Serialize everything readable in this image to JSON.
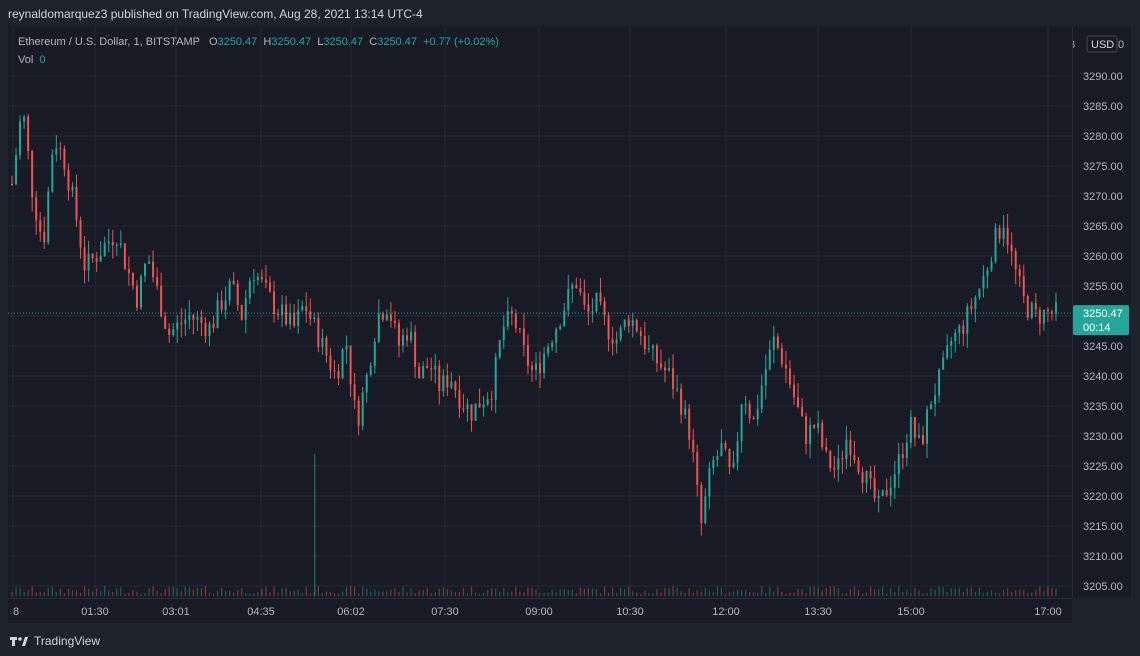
{
  "header": {
    "published_text": "reynaldomarquez3 published on TradingView.com, Aug 28, 2021 13:14 UTC-4"
  },
  "legend": {
    "symbol": "Ethereum / U.S. Dollar, 1, BITSTAMP",
    "o_label": "O",
    "o_value": "3250.47",
    "h_label": "H",
    "h_value": "3250.47",
    "l_label": "L",
    "l_value": "3250.47",
    "c_label": "C",
    "c_value": "3250.47",
    "change": "+0.77 (+0.02%)",
    "vol_label": "Vol",
    "vol_value": "0"
  },
  "price_axis": {
    "currency": "USD",
    "top_tick": "3",
    "top_tick_right": "0",
    "current_price": "3250.47",
    "countdown": "00:14"
  },
  "footer": {
    "brand": "TradingView"
  },
  "colors": {
    "up": "#26a69a",
    "down": "#ef5350",
    "background": "#181b25",
    "grid": "#262a35",
    "badge": "#26a69a"
  },
  "chart_data": {
    "type": "candlestick",
    "y_ticks": [
      3290,
      3285,
      3280,
      3275,
      3270,
      3265,
      3260,
      3255,
      3250,
      3245,
      3240,
      3235,
      3230,
      3225,
      3220,
      3215,
      3210,
      3205
    ],
    "y_tick_labels": [
      "3290.00",
      "3285.00",
      "3280.00",
      "3275.00",
      "3270.00",
      "3265.00",
      "3260.00",
      "3255.00",
      "3250.00",
      "3245.00",
      "3240.00",
      "3235.00",
      "3230.00",
      "3225.00",
      "3220.00",
      "3215.00",
      "3210.00",
      "3205.00"
    ],
    "x_ticks": [
      "8",
      "01:30",
      "03:01",
      "04:35",
      "06:02",
      "07:30",
      "09:00",
      "10:30",
      "12:00",
      "13:30",
      "15:00",
      "17:00"
    ],
    "grid": true,
    "last_price": 3250.47,
    "close_path": [
      [
        0,
        3272
      ],
      [
        0.01,
        3285
      ],
      [
        0.02,
        3270
      ],
      [
        0.03,
        3262
      ],
      [
        0.04,
        3280
      ],
      [
        0.05,
        3276
      ],
      [
        0.06,
        3268
      ],
      [
        0.07,
        3258
      ],
      [
        0.09,
        3262
      ],
      [
        0.1,
        3264
      ],
      [
        0.11,
        3258
      ],
      [
        0.12,
        3253
      ],
      [
        0.13,
        3260
      ],
      [
        0.15,
        3247
      ],
      [
        0.17,
        3250
      ],
      [
        0.19,
        3248
      ],
      [
        0.2,
        3252
      ],
      [
        0.21,
        3255
      ],
      [
        0.22,
        3250
      ],
      [
        0.23,
        3258
      ],
      [
        0.25,
        3252
      ],
      [
        0.27,
        3248
      ],
      [
        0.28,
        3252
      ],
      [
        0.3,
        3244
      ],
      [
        0.31,
        3240
      ],
      [
        0.32,
        3246
      ],
      [
        0.33,
        3232
      ],
      [
        0.34,
        3240
      ],
      [
        0.35,
        3250
      ],
      [
        0.36,
        3252
      ],
      [
        0.37,
        3245
      ],
      [
        0.38,
        3248
      ],
      [
        0.39,
        3240
      ],
      [
        0.4,
        3242
      ],
      [
        0.41,
        3238
      ],
      [
        0.42,
        3240
      ],
      [
        0.43,
        3236
      ],
      [
        0.44,
        3234
      ],
      [
        0.45,
        3236
      ],
      [
        0.46,
        3238
      ],
      [
        0.47,
        3248
      ],
      [
        0.48,
        3250
      ],
      [
        0.49,
        3244
      ],
      [
        0.5,
        3240
      ],
      [
        0.51,
        3244
      ],
      [
        0.52,
        3248
      ],
      [
        0.53,
        3252
      ],
      [
        0.54,
        3256
      ],
      [
        0.55,
        3250
      ],
      [
        0.56,
        3252
      ],
      [
        0.57,
        3248
      ],
      [
        0.58,
        3246
      ],
      [
        0.59,
        3250
      ],
      [
        0.6,
        3248
      ],
      [
        0.61,
        3244
      ],
      [
        0.62,
        3242
      ],
      [
        0.63,
        3240
      ],
      [
        0.64,
        3236
      ],
      [
        0.65,
        3230
      ],
      [
        0.66,
        3215
      ],
      [
        0.67,
        3225
      ],
      [
        0.68,
        3228
      ],
      [
        0.69,
        3222
      ],
      [
        0.7,
        3238
      ],
      [
        0.71,
        3232
      ],
      [
        0.72,
        3240
      ],
      [
        0.73,
        3246
      ],
      [
        0.74,
        3242
      ],
      [
        0.75,
        3236
      ],
      [
        0.76,
        3230
      ],
      [
        0.77,
        3232
      ],
      [
        0.78,
        3226
      ],
      [
        0.79,
        3224
      ],
      [
        0.8,
        3230
      ],
      [
        0.81,
        3226
      ],
      [
        0.82,
        3222
      ],
      [
        0.83,
        3218
      ],
      [
        0.84,
        3222
      ],
      [
        0.85,
        3226
      ],
      [
        0.86,
        3232
      ],
      [
        0.87,
        3228
      ],
      [
        0.88,
        3236
      ],
      [
        0.89,
        3240
      ],
      [
        0.9,
        3246
      ],
      [
        0.91,
        3248
      ],
      [
        0.92,
        3252
      ],
      [
        0.93,
        3256
      ],
      [
        0.94,
        3262
      ],
      [
        0.95,
        3266
      ],
      [
        0.96,
        3258
      ],
      [
        0.97,
        3252
      ],
      [
        0.98,
        3250
      ],
      [
        0.99,
        3250.47
      ]
    ],
    "spike_volume_at": 0.29
  }
}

-*-*-

▸ **Exercise**:
Quote the data above in full, leaving out the pictures it holds.

▸ **Result of this exercise**:
Serialize everything readable in this image to JSON.
{
  "header": {
    "published_text": "reynaldomarquez3 published on TradingView.com, Aug 28, 2021 13:14 UTC-4"
  },
  "legend": {
    "symbol": "Ethereum / U.S. Dollar, 1, BITSTAMP",
    "o_label": "O",
    "o_value": "3250.47",
    "h_label": "H",
    "h_value": "3250.47",
    "l_label": "L",
    "l_value": "3250.47",
    "c_label": "C",
    "c_value": "3250.47",
    "change": "+0.77 (+0.02%)",
    "vol_label": "Vol",
    "vol_value": "0"
  },
  "price_axis": {
    "currency": "USD",
    "top_tick": "3",
    "top_tick_right": "0",
    "current_price": "3250.47",
    "countdown": "00:14"
  },
  "footer": {
    "brand": "TradingView"
  },
  "colors": {
    "up": "#26a69a",
    "down": "#ef5350",
    "background": "#181b25",
    "grid": "#262a35",
    "badge": "#26a69a"
  },
  "chart_data": {
    "type": "candlestick",
    "y_ticks": [
      3290,
      3285,
      3280,
      3275,
      3270,
      3265,
      3260,
      3255,
      3250,
      3245,
      3240,
      3235,
      3230,
      3225,
      3220,
      3215,
      3210,
      3205
    ],
    "y_tick_labels": [
      "3290.00",
      "3285.00",
      "3280.00",
      "3275.00",
      "3270.00",
      "3265.00",
      "3260.00",
      "3255.00",
      "3250.00",
      "3245.00",
      "3240.00",
      "3235.00",
      "3230.00",
      "3225.00",
      "3220.00",
      "3215.00",
      "3210.00",
      "3205.00"
    ],
    "x_ticks": [
      "8",
      "01:30",
      "03:01",
      "04:35",
      "06:02",
      "07:30",
      "09:00",
      "10:30",
      "12:00",
      "13:30",
      "15:00",
      "17:00"
    ],
    "grid": true,
    "last_price": 3250.47,
    "close_path": [
      [
        0,
        3272
      ],
      [
        0.01,
        3285
      ],
      [
        0.02,
        3270
      ],
      [
        0.03,
        3262
      ],
      [
        0.04,
        3280
      ],
      [
        0.05,
        3276
      ],
      [
        0.06,
        3268
      ],
      [
        0.07,
        3258
      ],
      [
        0.09,
        3262
      ],
      [
        0.1,
        3264
      ],
      [
        0.11,
        3258
      ],
      [
        0.12,
        3253
      ],
      [
        0.13,
        3260
      ],
      [
        0.15,
        3247
      ],
      [
        0.17,
        3250
      ],
      [
        0.19,
        3248
      ],
      [
        0.2,
        3252
      ],
      [
        0.21,
        3255
      ],
      [
        0.22,
        3250
      ],
      [
        0.23,
        3258
      ],
      [
        0.25,
        3252
      ],
      [
        0.27,
        3248
      ],
      [
        0.28,
        3252
      ],
      [
        0.3,
        3244
      ],
      [
        0.31,
        3240
      ],
      [
        0.32,
        3246
      ],
      [
        0.33,
        3232
      ],
      [
        0.34,
        3240
      ],
      [
        0.35,
        3250
      ],
      [
        0.36,
        3252
      ],
      [
        0.37,
        3245
      ],
      [
        0.38,
        3248
      ],
      [
        0.39,
        3240
      ],
      [
        0.4,
        3242
      ],
      [
        0.41,
        3238
      ],
      [
        0.42,
        3240
      ],
      [
        0.43,
        3236
      ],
      [
        0.44,
        3234
      ],
      [
        0.45,
        3236
      ],
      [
        0.46,
        3238
      ],
      [
        0.47,
        3248
      ],
      [
        0.48,
        3250
      ],
      [
        0.49,
        3244
      ],
      [
        0.5,
        3240
      ],
      [
        0.51,
        3244
      ],
      [
        0.52,
        3248
      ],
      [
        0.53,
        3252
      ],
      [
        0.54,
        3256
      ],
      [
        0.55,
        3250
      ],
      [
        0.56,
        3252
      ],
      [
        0.57,
        3248
      ],
      [
        0.58,
        3246
      ],
      [
        0.59,
        3250
      ],
      [
        0.6,
        3248
      ],
      [
        0.61,
        3244
      ],
      [
        0.62,
        3242
      ],
      [
        0.63,
        3240
      ],
      [
        0.64,
        3236
      ],
      [
        0.65,
        3230
      ],
      [
        0.66,
        3215
      ],
      [
        0.67,
        3225
      ],
      [
        0.68,
        3228
      ],
      [
        0.69,
        3222
      ],
      [
        0.7,
        3238
      ],
      [
        0.71,
        3232
      ],
      [
        0.72,
        3240
      ],
      [
        0.73,
        3246
      ],
      [
        0.74,
        3242
      ],
      [
        0.75,
        3236
      ],
      [
        0.76,
        3230
      ],
      [
        0.77,
        3232
      ],
      [
        0.78,
        3226
      ],
      [
        0.79,
        3224
      ],
      [
        0.8,
        3230
      ],
      [
        0.81,
        3226
      ],
      [
        0.82,
        3222
      ],
      [
        0.83,
        3218
      ],
      [
        0.84,
        3222
      ],
      [
        0.85,
        3226
      ],
      [
        0.86,
        3232
      ],
      [
        0.87,
        3228
      ],
      [
        0.88,
        3236
      ],
      [
        0.89,
        3240
      ],
      [
        0.9,
        3246
      ],
      [
        0.91,
        3248
      ],
      [
        0.92,
        3252
      ],
      [
        0.93,
        3256
      ],
      [
        0.94,
        3262
      ],
      [
        0.95,
        3266
      ],
      [
        0.96,
        3258
      ],
      [
        0.97,
        3252
      ],
      [
        0.98,
        3250
      ],
      [
        0.99,
        3250.47
      ]
    ],
    "spike_volume_at": 0.29
  }
}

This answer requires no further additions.